* _What you have to do_
Your output is the line containing "Give me the" plus all lines after it to the end of the records, reproduced exactly, with nothing else.

* _Task data_
======

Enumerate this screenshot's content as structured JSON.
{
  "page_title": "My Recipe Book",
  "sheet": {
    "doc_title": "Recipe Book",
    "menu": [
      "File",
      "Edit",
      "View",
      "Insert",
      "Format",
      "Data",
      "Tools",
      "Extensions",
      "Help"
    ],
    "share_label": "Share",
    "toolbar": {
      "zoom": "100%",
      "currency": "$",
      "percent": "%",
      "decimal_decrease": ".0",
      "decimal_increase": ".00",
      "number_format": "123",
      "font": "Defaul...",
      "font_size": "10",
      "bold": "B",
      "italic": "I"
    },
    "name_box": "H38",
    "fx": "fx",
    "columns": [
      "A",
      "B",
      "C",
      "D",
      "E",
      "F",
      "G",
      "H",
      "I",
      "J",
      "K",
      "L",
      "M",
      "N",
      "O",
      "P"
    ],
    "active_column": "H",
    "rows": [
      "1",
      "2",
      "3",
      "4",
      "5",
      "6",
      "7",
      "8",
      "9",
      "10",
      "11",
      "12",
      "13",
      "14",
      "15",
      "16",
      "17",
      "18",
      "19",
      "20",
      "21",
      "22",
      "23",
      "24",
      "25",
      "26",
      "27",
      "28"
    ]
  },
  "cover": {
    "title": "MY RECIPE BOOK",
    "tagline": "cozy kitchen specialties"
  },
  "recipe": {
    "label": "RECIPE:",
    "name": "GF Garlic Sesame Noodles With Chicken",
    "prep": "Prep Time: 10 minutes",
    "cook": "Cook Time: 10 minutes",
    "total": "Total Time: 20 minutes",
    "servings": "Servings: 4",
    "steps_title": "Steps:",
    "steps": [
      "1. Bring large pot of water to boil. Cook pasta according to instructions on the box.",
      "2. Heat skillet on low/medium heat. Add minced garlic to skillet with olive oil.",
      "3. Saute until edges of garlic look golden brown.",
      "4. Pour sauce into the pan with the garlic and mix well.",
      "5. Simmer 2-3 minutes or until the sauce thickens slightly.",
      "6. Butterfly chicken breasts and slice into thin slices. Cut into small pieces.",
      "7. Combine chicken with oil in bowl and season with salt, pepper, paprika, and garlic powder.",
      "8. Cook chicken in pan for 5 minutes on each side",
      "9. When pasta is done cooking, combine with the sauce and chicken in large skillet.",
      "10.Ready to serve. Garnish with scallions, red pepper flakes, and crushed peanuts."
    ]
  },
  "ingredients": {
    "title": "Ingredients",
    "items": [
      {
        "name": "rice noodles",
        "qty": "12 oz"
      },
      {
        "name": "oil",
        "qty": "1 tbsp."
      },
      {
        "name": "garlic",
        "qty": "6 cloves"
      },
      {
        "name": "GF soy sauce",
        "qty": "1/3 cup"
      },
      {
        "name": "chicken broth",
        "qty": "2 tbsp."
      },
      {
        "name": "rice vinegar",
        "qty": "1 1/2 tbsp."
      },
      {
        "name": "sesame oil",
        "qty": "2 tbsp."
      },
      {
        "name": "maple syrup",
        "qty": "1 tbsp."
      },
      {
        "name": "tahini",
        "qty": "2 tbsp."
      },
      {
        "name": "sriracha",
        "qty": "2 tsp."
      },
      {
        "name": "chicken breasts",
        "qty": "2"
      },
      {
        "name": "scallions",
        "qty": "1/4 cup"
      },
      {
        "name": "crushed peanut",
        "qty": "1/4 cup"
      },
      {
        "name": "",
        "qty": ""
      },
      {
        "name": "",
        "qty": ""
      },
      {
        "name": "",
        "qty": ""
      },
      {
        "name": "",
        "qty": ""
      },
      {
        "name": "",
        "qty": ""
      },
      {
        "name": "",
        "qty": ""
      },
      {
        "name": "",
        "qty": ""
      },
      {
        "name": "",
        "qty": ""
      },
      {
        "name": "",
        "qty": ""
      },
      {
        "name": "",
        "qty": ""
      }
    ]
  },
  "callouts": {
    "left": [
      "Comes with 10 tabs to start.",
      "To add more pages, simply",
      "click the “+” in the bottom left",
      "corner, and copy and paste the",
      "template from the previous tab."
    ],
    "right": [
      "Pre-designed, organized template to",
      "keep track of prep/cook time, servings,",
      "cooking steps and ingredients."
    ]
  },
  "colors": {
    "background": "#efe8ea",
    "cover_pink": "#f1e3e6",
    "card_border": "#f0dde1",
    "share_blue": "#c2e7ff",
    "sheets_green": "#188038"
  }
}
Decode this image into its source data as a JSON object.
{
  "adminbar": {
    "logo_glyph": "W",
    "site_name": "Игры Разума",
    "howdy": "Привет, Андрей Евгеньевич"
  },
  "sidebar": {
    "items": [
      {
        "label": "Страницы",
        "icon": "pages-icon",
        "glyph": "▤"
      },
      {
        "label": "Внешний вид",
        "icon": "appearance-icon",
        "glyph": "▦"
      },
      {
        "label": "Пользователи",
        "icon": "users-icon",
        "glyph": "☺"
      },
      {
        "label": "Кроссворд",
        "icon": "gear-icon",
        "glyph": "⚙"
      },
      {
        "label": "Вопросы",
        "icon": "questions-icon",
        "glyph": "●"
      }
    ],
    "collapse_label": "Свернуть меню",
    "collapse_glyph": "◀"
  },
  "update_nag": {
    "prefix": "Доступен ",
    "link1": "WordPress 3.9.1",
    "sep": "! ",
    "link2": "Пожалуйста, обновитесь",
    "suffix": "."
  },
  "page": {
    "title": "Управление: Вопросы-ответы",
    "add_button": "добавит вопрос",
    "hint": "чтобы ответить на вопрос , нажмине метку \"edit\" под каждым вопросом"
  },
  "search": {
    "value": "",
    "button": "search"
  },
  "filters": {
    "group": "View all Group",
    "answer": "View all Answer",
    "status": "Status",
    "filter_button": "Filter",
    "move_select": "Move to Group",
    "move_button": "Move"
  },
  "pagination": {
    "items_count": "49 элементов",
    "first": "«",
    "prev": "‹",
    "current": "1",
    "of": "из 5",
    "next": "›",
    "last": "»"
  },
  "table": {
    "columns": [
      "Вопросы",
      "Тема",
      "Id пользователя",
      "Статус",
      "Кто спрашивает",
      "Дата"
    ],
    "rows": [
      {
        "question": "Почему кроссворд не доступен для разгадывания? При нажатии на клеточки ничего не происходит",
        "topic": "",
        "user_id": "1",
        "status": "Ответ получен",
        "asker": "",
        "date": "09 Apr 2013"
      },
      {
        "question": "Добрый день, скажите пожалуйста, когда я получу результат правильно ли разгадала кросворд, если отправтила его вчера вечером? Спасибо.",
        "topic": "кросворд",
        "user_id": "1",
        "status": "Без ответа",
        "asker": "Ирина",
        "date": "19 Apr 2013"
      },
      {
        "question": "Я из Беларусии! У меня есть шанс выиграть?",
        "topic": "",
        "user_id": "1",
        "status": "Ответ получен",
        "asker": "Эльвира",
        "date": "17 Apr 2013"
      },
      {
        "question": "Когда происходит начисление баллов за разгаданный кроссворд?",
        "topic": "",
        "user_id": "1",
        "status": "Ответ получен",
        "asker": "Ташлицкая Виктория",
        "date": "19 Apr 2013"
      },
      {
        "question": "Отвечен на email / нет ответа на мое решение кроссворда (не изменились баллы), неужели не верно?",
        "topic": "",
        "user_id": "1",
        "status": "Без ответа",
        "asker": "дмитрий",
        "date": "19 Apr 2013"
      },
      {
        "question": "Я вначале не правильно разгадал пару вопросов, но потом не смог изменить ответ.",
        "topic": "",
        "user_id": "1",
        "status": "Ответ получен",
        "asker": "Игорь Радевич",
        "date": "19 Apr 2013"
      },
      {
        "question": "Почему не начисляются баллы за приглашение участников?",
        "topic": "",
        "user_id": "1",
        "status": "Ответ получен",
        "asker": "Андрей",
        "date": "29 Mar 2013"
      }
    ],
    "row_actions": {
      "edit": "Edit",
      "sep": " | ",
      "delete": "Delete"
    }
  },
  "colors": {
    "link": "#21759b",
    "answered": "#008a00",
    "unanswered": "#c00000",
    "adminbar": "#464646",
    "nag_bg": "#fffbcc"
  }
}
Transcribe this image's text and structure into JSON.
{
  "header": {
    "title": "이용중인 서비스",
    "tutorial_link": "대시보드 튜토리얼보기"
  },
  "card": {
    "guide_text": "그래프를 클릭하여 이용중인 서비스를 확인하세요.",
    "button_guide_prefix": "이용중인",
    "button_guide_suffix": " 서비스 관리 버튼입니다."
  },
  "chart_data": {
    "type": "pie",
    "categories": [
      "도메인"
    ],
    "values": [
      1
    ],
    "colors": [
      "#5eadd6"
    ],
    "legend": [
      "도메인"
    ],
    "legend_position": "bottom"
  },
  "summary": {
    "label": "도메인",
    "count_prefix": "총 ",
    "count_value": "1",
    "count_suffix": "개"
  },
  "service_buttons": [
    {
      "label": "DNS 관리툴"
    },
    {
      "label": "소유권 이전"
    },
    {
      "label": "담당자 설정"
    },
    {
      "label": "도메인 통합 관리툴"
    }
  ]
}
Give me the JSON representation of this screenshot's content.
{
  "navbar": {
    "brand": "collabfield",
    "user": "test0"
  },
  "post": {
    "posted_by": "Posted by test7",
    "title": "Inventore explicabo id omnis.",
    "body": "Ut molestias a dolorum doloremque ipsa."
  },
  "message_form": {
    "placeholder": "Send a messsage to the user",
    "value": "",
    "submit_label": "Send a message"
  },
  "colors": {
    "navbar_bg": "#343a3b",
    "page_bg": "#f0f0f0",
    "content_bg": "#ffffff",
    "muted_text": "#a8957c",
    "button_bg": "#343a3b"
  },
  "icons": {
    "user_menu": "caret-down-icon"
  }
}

======

* _Correct answer_
Give me the JSON representation of this screenshot's content.
{
  "navbar": {
    "brand": "collabfield",
    "user": "test0"
  },
  "post": {
    "posted_by": "Posted by test7",
    "title": "Inventore explicabo id omnis.",
    "body": "Ut molestias a dolorum doloremque ipsa."
  },
  "message_form": {
    "placeholder": "Send a messsage to the user",
    "value": "",
    "submit_label": "Send a message"
  },
  "colors": {
    "navbar_bg": "#343a3b",
    "page_bg": "#f0f0f0",
    "content_bg": "#ffffff",
    "muted_text": "#a8957c",
    "button_bg": "#343a3b"
  },
  "icons": {
    "user_menu": "caret-down-icon"
  }
}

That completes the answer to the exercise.